- **TASK PROMPT**:
Copy out the listing in full, exactly as written, but not its pictures.

- **Excerpts from a figure dataset**:
☆ ☆ ☆ ☆ ☆

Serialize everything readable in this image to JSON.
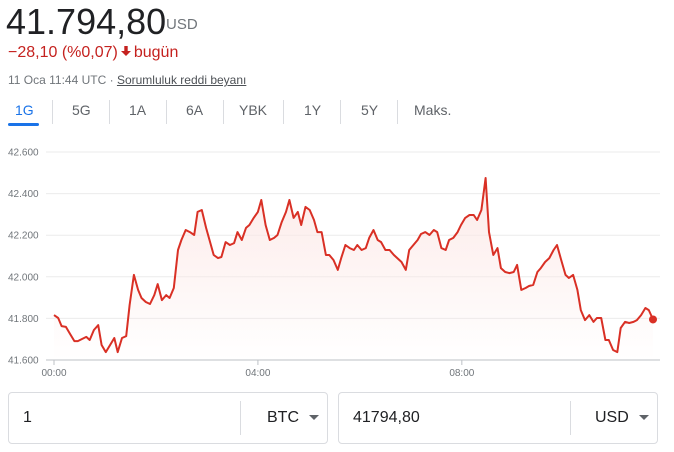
{
  "header": {
    "price": "41.794,80",
    "currency": "USD",
    "change": "−28,10 (%0,07)",
    "period": "bugün",
    "timestamp": "11 Oca 11:44 UTC · ",
    "disclaimer": "Sorumluluk reddi beyanı"
  },
  "tabs": [
    "1G",
    "5G",
    "1A",
    "6A",
    "YBK",
    "1Y",
    "5Y",
    "Maks."
  ],
  "converter": {
    "from_amount": "1",
    "from_currency": "BTC",
    "to_amount": "41794,80",
    "to_currency": "USD"
  },
  "chart_data": {
    "type": "line",
    "x": [
      0,
      5,
      9,
      14,
      19,
      24,
      28,
      33,
      38,
      42,
      47,
      52,
      56,
      61,
      66,
      71,
      75,
      80,
      85,
      89,
      94,
      99,
      103,
      108,
      113,
      118,
      122,
      127,
      132,
      136,
      141,
      146,
      150,
      155,
      160,
      165,
      169,
      174,
      179,
      183,
      188,
      193,
      197,
      202,
      207,
      212,
      216,
      221,
      226,
      230,
      235,
      240,
      244,
      249,
      254,
      259,
      263,
      268,
      273,
      277,
      282,
      287,
      291,
      296,
      301,
      306,
      310,
      315,
      320,
      324,
      329,
      334,
      338,
      343,
      348,
      353,
      357,
      362,
      367,
      371,
      376,
      381,
      385,
      390,
      395,
      400,
      404,
      409,
      414,
      418,
      423,
      428,
      432,
      437,
      442,
      447,
      451,
      456,
      461,
      465,
      470,
      475,
      479,
      484,
      489,
      494,
      498,
      503,
      508,
      512,
      517,
      522,
      526,
      531,
      536,
      541,
      545,
      550,
      555,
      559,
      564,
      569,
      573,
      578,
      583,
      588,
      592,
      597,
      602,
      606,
      611,
      616,
      620,
      625,
      630,
      635,
      639,
      644,
      649,
      653,
      658,
      663,
      667,
      672,
      677,
      682,
      686,
      691,
      696,
      700,
      705
    ],
    "series": [
      {
        "name": "BTC/USD",
        "color": "#d93025",
        "values": [
          41816,
          41802,
          41763,
          41759,
          41725,
          41691,
          41691,
          41701,
          41711,
          41696,
          41744,
          41768,
          41672,
          41638,
          41672,
          41706,
          41638,
          41706,
          41715,
          41864,
          42009,
          41937,
          41898,
          41879,
          41869,
          41912,
          41965,
          41888,
          41912,
          41898,
          41946,
          42129,
          42177,
          42225,
          42215,
          42201,
          42312,
          42321,
          42235,
          42177,
          42105,
          42090,
          42095,
          42167,
          42153,
          42162,
          42215,
          42177,
          42235,
          42249,
          42283,
          42312,
          42369,
          42249,
          42177,
          42187,
          42201,
          42263,
          42312,
          42369,
          42283,
          42312,
          42249,
          42336,
          42321,
          42273,
          42215,
          42215,
          42105,
          42105,
          42081,
          42033,
          42090,
          42153,
          42138,
          42129,
          42153,
          42129,
          42138,
          42187,
          42225,
          42177,
          42167,
          42129,
          42129,
          42105,
          42090,
          42071,
          42033,
          42129,
          42153,
          42177,
          42206,
          42215,
          42201,
          42225,
          42215,
          42138,
          42129,
          42177,
          42187,
          42215,
          42249,
          42283,
          42297,
          42297,
          42273,
          42321,
          42475,
          42215,
          42105,
          42138,
          42042,
          42023,
          42018,
          42023,
          42057,
          41937,
          41946,
          41956,
          41961,
          42023,
          42042,
          42071,
          42090,
          42129,
          42153,
          42081,
          42009,
          41994,
          42009,
          41937,
          41840,
          41792,
          41816,
          41783,
          41802,
          41802,
          41696,
          41696,
          41648,
          41638,
          41754,
          41783,
          41778,
          41783,
          41792,
          41816,
          41850,
          41840,
          41795
        ]
      }
    ],
    "xlim": [
      0,
      705
    ],
    "xticks": [
      {
        "value": 0,
        "label": "00:00"
      },
      {
        "value": 240,
        "label": "04:00"
      },
      {
        "value": 480,
        "label": "08:00"
      }
    ],
    "ylim": [
      41600,
      42600
    ],
    "yticks": [
      {
        "value": 41600,
        "label": "41.600"
      },
      {
        "value": 41800,
        "label": "41.800"
      },
      {
        "value": 42000,
        "label": "42.000"
      },
      {
        "value": 42200,
        "label": "42.200"
      },
      {
        "value": 42400,
        "label": "42.400"
      },
      {
        "value": 42600,
        "label": "42.600"
      }
    ],
    "grid": true
  }
}
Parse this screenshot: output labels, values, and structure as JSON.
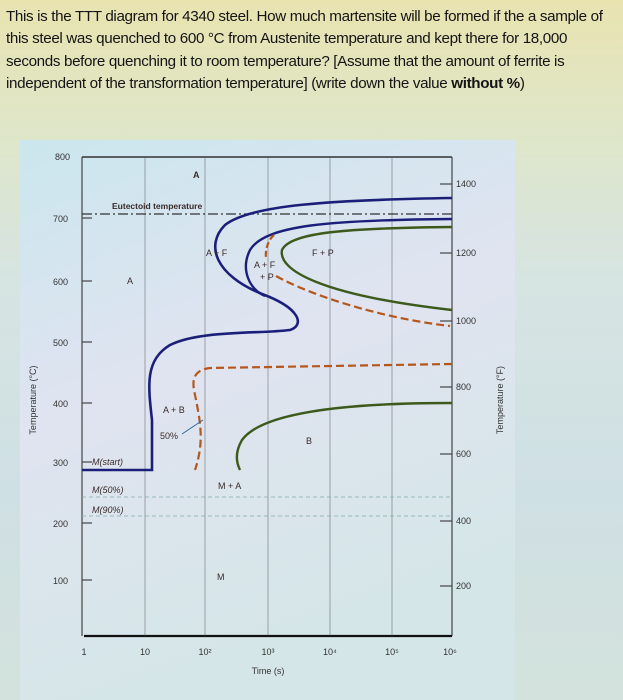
{
  "question": {
    "text_main": "This is the TTT diagram for 4340 steel. How much martensite will be formed if the a sample of this steel was quenched to 600 °C from Austenite temperature and kept there for 18,000 seconds before quenching it to room temperature? [Assume that the amount of ferrite is independent of the transformation temperature] (write down the value ",
    "text_bold": "without %",
    "text_end": ")"
  },
  "diagram": {
    "left_axis_label": "Temperature (°C)",
    "right_axis_label": "Temperature (°F)",
    "x_axis_label": "Time (s)",
    "left_ticks": [
      "800",
      "700",
      "600",
      "500",
      "400",
      "300",
      "200",
      "100"
    ],
    "right_ticks": [
      "1400",
      "1200",
      "1000",
      "800",
      "600",
      "400",
      "200"
    ],
    "x_ticks": [
      "1",
      "10",
      "10²",
      "10³",
      "10⁴",
      "10⁵",
      "10⁶"
    ],
    "regions": {
      "a_top": "A",
      "eutectoid": "Eutectoid temperature",
      "a_f": "A + F",
      "a_f_p1": "A + F",
      "a_f_p2": "+ P",
      "f_p": "F + P",
      "a_mid": "A",
      "a_b": "A + B",
      "fifty": "50%",
      "b": "B",
      "m_a": "M + A",
      "m_start": "M(start)",
      "m_50": "M(50%)",
      "m_90": "M(90%)",
      "m": "M"
    },
    "colors": {
      "start_curve": "#1c1f7a",
      "finish_curve": "#3d5a1c",
      "fifty_curve": "#b5561c"
    }
  }
}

☆ ☆ ☆ ☆ ☆

- **OUTPUT OF THE TASK**:
Serialize everything readable in this image to JSON.
{
  "header": {
    "price": "41.794,80",
    "currency": "USD",
    "change": "−28,10 (%0,07)",
    "period": "bugün",
    "timestamp": "11 Oca 11:44 UTC · ",
    "disclaimer": "Sorumluluk reddi beyanı"
  },
  "tabs": [
    "1G",
    "5G",
    "1A",
    "6A",
    "YBK",
    "1Y",
    "5Y",
    "Maks."
  ],
  "converter": {
    "from_amount": "1",
    "from_currency": "BTC",
    "to_amount": "41794,80",
    "to_currency": "USD"
  },
  "chart_data": {
    "type": "line",
    "x": [
      0,
      5,
      9,
      14,
      19,
      24,
      28,
      33,
      38,
      42,
      47,
      52,
      56,
      61,
      66,
      71,
      75,
      80,
      85,
      89,
      94,
      99,
      103,
      108,
      113,
      118,
      122,
      127,
      132,
      136,
      141,
      146,
      150,
      155,
      160,
      165,
      169,
      174,
      179,
      183,
      188,
      193,
      197,
      202,
      207,
      212,
      216,
      221,
      226,
      230,
      235,
      240,
      244,
      249,
      254,
      259,
      263,
      268,
      273,
      277,
      282,
      287,
      291,
      296,
      301,
      306,
      310,
      315,
      320,
      324,
      329,
      334,
      338,
      343,
      348,
      353,
      357,
      362,
      367,
      371,
      376,
      381,
      385,
      390,
      395,
      400,
      404,
      409,
      414,
      418,
      423,
      428,
      432,
      437,
      442,
      447,
      451,
      456,
      461,
      465,
      470,
      475,
      479,
      484,
      489,
      494,
      498,
      503,
      508,
      512,
      517,
      522,
      526,
      531,
      536,
      541,
      545,
      550,
      555,
      559,
      564,
      569,
      573,
      578,
      583,
      588,
      592,
      597,
      602,
      606,
      611,
      616,
      620,
      625,
      630,
      635,
      639,
      644,
      649,
      653,
      658,
      663,
      667,
      672,
      677,
      682,
      686,
      691,
      696,
      700,
      705
    ],
    "series": [
      {
        "name": "BTC/USD",
        "color": "#d93025",
        "values": [
          41816,
          41802,
          41763,
          41759,
          41725,
          41691,
          41691,
          41701,
          41711,
          41696,
          41744,
          41768,
          41672,
          41638,
          41672,
          41706,
          41638,
          41706,
          41715,
          41864,
          42009,
          41937,
          41898,
          41879,
          41869,
          41912,
          41965,
          41888,
          41912,
          41898,
          41946,
          42129,
          42177,
          42225,
          42215,
          42201,
          42312,
          42321,
          42235,
          42177,
          42105,
          42090,
          42095,
          42167,
          42153,
          42162,
          42215,
          42177,
          42235,
          42249,
          42283,
          42312,
          42369,
          42249,
          42177,
          42187,
          42201,
          42263,
          42312,
          42369,
          42283,
          42312,
          42249,
          42336,
          42321,
          42273,
          42215,
          42215,
          42105,
          42105,
          42081,
          42033,
          42090,
          42153,
          42138,
          42129,
          42153,
          42129,
          42138,
          42187,
          42225,
          42177,
          42167,
          42129,
          42129,
          42105,
          42090,
          42071,
          42033,
          42129,
          42153,
          42177,
          42206,
          42215,
          42201,
          42225,
          42215,
          42138,
          42129,
          42177,
          42187,
          42215,
          42249,
          42283,
          42297,
          42297,
          42273,
          42321,
          42475,
          42215,
          42105,
          42138,
          42042,
          42023,
          42018,
          42023,
          42057,
          41937,
          41946,
          41956,
          41961,
          42023,
          42042,
          42071,
          42090,
          42129,
          42153,
          42081,
          42009,
          41994,
          42009,
          41937,
          41840,
          41792,
          41816,
          41783,
          41802,
          41802,
          41696,
          41696,
          41648,
          41638,
          41754,
          41783,
          41778,
          41783,
          41792,
          41816,
          41850,
          41840,
          41795
        ]
      }
    ],
    "xlim": [
      0,
      705
    ],
    "xticks": [
      {
        "value": 0,
        "label": "00:00"
      },
      {
        "value": 240,
        "label": "04:00"
      },
      {
        "value": 480,
        "label": "08:00"
      }
    ],
    "ylim": [
      41600,
      42600
    ],
    "yticks": [
      {
        "value": 41600,
        "label": "41.600"
      },
      {
        "value": 41800,
        "label": "41.800"
      },
      {
        "value": 42000,
        "label": "42.000"
      },
      {
        "value": 42200,
        "label": "42.200"
      },
      {
        "value": 42400,
        "label": "42.400"
      },
      {
        "value": 42600,
        "label": "42.600"
      }
    ],
    "grid": true
  }
}
Parse this screenshot: output labels, values, and structure as JSON.
{
  "question": {
    "text_main": "This is the TTT diagram for 4340 steel. How much martensite will be formed if the a sample of this steel was quenched to 600 °C from Austenite temperature and kept there for 18,000 seconds before quenching it to room temperature? [Assume that the amount of ferrite is independent of the transformation temperature] (write down the value ",
    "text_bold": "without %",
    "text_end": ")"
  },
  "diagram": {
    "left_axis_label": "Temperature (°C)",
    "right_axis_label": "Temperature (°F)",
    "x_axis_label": "Time (s)",
    "left_ticks": [
      "800",
      "700",
      "600",
      "500",
      "400",
      "300",
      "200",
      "100"
    ],
    "right_ticks": [
      "1400",
      "1200",
      "1000",
      "800",
      "600",
      "400",
      "200"
    ],
    "x_ticks": [
      "1",
      "10",
      "10²",
      "10³",
      "10⁴",
      "10⁵",
      "10⁶"
    ],
    "regions": {
      "a_top": "A",
      "eutectoid": "Eutectoid temperature",
      "a_f": "A + F",
      "a_f_p1": "A + F",
      "a_f_p2": "+ P",
      "f_p": "F + P",
      "a_mid": "A",
      "a_b": "A + B",
      "fifty": "50%",
      "b": "B",
      "m_a": "M + A",
      "m_start": "M(start)",
      "m_50": "M(50%)",
      "m_90": "M(90%)",
      "m": "M"
    },
    "colors": {
      "start_curve": "#1c1f7a",
      "finish_curve": "#3d5a1c",
      "fifty_curve": "#b5561c"
    }
  }
}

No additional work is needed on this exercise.